--- Text excerpt ---
Second, you can try removing any possible HTML. strip_tags is quick and easy, but also sloppy. HTML Purifier does a much more thorough job of both stripping out all HTML and also allowing a selective whitelist of tags and attributes through.
Modern PHP versions ship with the filter extension, which provides a comprehensive way to sanitize user input.
Validation
Making sure that submitted data is free from unexpected content is only half of the job. You also need to try and make sure that the data submitted contains values you can actually work with.
If you're expecting a number between 1 and 10, you need to check that value. If you're using one of those new fancy HTML5-era numeric inputs with a spinner and steps, make sure that the submitted data is in line with the step.
If that data came from what should be a drop-down menu, make sure that the submitted value is one that appeared in the menu.
What about text inputs that fulfill other needs? For example, date inputs should be validated through strtotime or the DateTime class. The given date should be between the ranges you expect. What about email addresses? The previously mentioned filter extension can check that an address is well-formed, though I'm a fan of the is_email library.
The same is true for all other form controls. Have radio buttons? Validate against the list. Have checkboxes? Validate against the list. Have a file upload? Make sure the file is of an expected type, and treat the filename like unfiltered user data.
Every modern browser comes with a complete set of developer tools built right in, which makes it trivial for anyone to manipulate your form. Your code should assume that the user has completely removed all client-side restrictions on form content!
Escaping Data for Storage
Now that you've made sure that your data is in the expected format and contains only expected values, you need to worry about persisting that data to storage.
Every single data storage mechanism has a specific way to make sure data is properly escaped and encoded. If you're building SQL, then the accepted way to pass data in queries is through prepared statements with placeholders.
One of the better ways to work with most SQL databases in PHP is the PDO extension. It follows the common pattern of preparing a statement, binding variables to the statement, then sending the statement and variables to the server. If you haven't worked with PDO before here's a pretty good MySQL-oriented tutorial.
Some SQL databases have their own specialty extensions in PHP, including SQL Server, PostgreSQL and SQLite 3. Each of those extensions has prepared statement support that operates in the same prepare-bind-execute fashion as PDO. Sometimes you may need to use these extensions instead of PDO to support non-standard features or behavior.
MySQL also has its own PHP extensions. Two of them, in fact. You only want to ever use the one called mysqli. The old "mysql" extension has been deprecated and is not safe or sane to use in the modern era.
I'm personally not a fan of mysqli. The way it performs variable binding on prepared statements is inflexible and can be a pain to use. When in doubt, use PDO instead.
If you are not using an SQL database to store your data, check the documentation for the database interface you're using to determine how to safely pass data through it.

--- What this exercise asks ---
a) Could you copy out the part of the excerpt on handling PHP form data that opens with the words containing "Every single data" and closes with "features or behavior."?
b) How would the excerpt on handling PHP form data carry on past its last sentence? Write that next stretch of it.

--- Data provided ---
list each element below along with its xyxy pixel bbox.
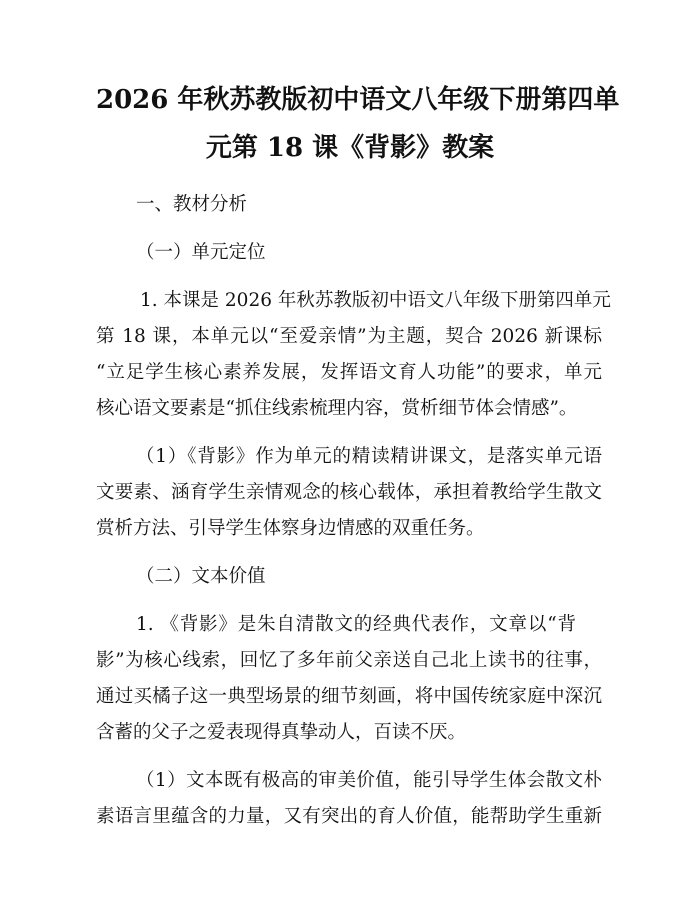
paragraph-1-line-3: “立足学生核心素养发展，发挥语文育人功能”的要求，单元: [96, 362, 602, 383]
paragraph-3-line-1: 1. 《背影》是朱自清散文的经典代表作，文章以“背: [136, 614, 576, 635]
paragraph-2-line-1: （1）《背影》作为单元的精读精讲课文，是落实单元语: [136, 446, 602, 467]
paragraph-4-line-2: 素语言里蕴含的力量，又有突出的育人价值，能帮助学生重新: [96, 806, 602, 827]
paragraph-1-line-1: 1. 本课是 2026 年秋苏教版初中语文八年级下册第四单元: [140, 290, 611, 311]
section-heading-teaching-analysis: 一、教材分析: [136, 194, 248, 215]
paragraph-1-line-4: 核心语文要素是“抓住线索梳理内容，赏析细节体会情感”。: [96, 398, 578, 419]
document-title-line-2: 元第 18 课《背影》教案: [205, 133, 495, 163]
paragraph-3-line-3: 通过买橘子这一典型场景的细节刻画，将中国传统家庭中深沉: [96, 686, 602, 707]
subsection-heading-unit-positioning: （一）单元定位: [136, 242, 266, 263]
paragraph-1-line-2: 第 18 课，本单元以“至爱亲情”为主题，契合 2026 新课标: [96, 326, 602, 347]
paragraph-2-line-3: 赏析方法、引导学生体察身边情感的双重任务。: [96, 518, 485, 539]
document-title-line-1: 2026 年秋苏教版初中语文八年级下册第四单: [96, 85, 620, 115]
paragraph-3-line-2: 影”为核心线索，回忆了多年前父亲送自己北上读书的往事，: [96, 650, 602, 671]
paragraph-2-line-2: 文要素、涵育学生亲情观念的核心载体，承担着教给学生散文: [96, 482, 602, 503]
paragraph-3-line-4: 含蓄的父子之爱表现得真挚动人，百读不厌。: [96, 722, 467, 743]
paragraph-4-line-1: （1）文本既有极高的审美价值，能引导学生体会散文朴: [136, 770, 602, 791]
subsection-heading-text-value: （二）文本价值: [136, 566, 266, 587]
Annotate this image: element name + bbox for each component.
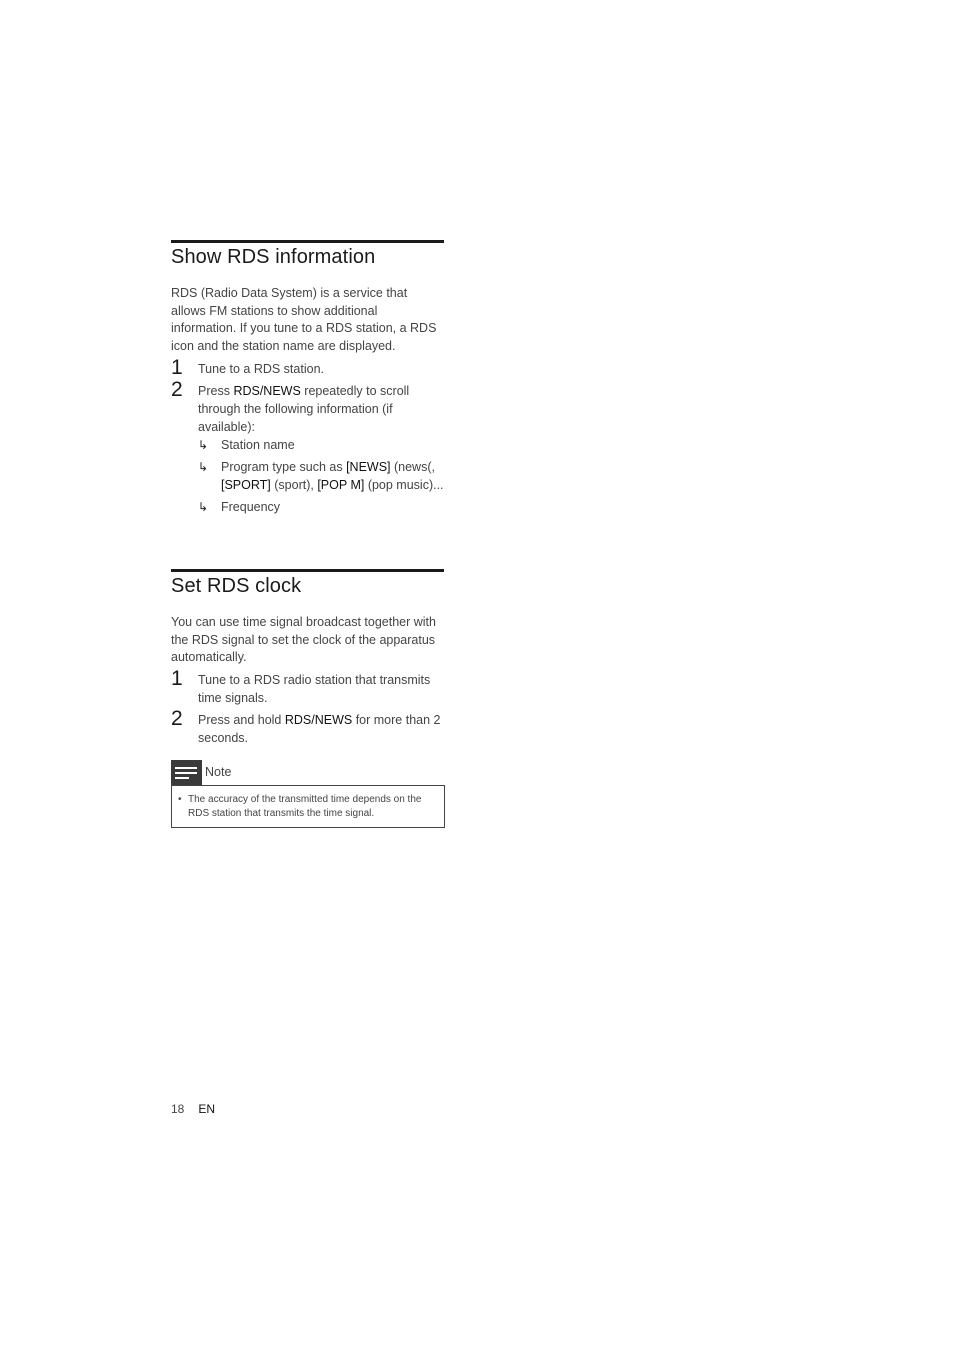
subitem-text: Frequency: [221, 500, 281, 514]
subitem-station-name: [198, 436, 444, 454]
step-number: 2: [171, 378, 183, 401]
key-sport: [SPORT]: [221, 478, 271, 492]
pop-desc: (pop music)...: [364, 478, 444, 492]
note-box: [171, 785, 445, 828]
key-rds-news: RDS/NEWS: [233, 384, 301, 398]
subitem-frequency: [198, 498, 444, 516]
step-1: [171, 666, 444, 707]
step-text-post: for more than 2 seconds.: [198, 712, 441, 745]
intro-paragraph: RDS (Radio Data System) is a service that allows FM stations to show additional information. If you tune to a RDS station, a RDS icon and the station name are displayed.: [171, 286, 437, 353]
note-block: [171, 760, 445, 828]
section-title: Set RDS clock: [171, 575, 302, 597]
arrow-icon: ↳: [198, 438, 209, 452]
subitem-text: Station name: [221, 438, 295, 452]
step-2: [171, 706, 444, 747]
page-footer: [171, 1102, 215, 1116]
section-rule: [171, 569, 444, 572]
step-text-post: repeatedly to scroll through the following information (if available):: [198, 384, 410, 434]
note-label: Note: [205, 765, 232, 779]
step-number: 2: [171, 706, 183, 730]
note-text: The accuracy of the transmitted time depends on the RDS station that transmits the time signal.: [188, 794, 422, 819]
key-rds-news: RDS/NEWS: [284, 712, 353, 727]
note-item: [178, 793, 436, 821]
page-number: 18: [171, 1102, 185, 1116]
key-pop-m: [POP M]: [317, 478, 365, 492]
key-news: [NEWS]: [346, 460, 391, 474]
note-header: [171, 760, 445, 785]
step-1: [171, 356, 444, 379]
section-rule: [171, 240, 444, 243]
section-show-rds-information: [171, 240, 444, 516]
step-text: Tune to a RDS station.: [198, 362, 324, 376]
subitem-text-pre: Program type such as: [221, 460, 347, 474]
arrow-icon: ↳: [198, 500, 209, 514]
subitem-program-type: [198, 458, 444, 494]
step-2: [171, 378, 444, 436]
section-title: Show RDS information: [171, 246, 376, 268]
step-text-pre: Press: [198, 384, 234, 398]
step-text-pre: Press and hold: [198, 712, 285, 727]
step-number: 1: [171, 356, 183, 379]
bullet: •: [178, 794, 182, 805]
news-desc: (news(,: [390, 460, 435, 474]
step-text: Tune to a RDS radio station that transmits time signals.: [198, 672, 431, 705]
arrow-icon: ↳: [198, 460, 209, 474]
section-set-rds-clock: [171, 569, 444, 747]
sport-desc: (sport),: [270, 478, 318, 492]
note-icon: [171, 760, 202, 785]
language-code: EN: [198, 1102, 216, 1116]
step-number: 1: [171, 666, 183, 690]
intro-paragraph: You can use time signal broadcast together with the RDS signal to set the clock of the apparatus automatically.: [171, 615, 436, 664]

--- Per-task answers ---
a)
Every single data storage mechanism has a specific way to make sure data is properly escaped and encoded. If you're building SQL, then the accepted way to pass data in queries is through prepared statements with placeholders.
One of the better ways to work with most SQL databases in PHP is the PDO extension. It follows the common pattern of preparing a statement, binding variables to the statement, then sending the statement and variables to the server. If you haven't worked with PDO before here's a pretty good MySQL-oriented tutorial.
Some SQL databases have their own specialty extensions in PHP, including SQL Server, PostgreSQL and SQLite 3. Each of those extensions has prepared statement support that operates in the same prepare-bind-execute fashion as PDO. Sometimes you may need to use these extensions instead of PDO to support non-standard features or behavior.

b)
When possible, make sure that your database stores your data in an appropriate format. Store numbers in numeric fields. Store dates in date fields. Store money in a decimal field, not a floating point field. Review the documentation provided by your database on how to properly store different data types.
Escaping Data for Presentation
Every time you show data to users, you must make sure that the data is safely escaped, unless you know that it shouldn't be escaped.
When emitting HTML, you should almost always pass any data that was originally user-supplied through htmlspecialchars. In fact, the only time you shouldn't do this is when you know that the user provided HTML, and that you know that it's already been sanitized it using a whitelist.
Sometimes you need to generate some Javascript using PHP. Javascript does not have the same escaping rules as HTML! A safe way to provide user-supplied values to Javascript via PHP is through json_encode.
And More
There are many more nuances to data validation.
For example, character set encoding can be a huge trap. Your application should follow the practices outlined in "UTF-8 all the way through". There are hypothetical attacks that can occur when you treat string data as the wrong character set.
Earlier I mentioned browser debug tools. These tools can also be used to manipulate cookie data. Cookies should be treated as untrusted user input.
Data validation and escaping are only one aspect of web application security. You should make yourself aware of web application attack methodologies so that you can build defenses against them.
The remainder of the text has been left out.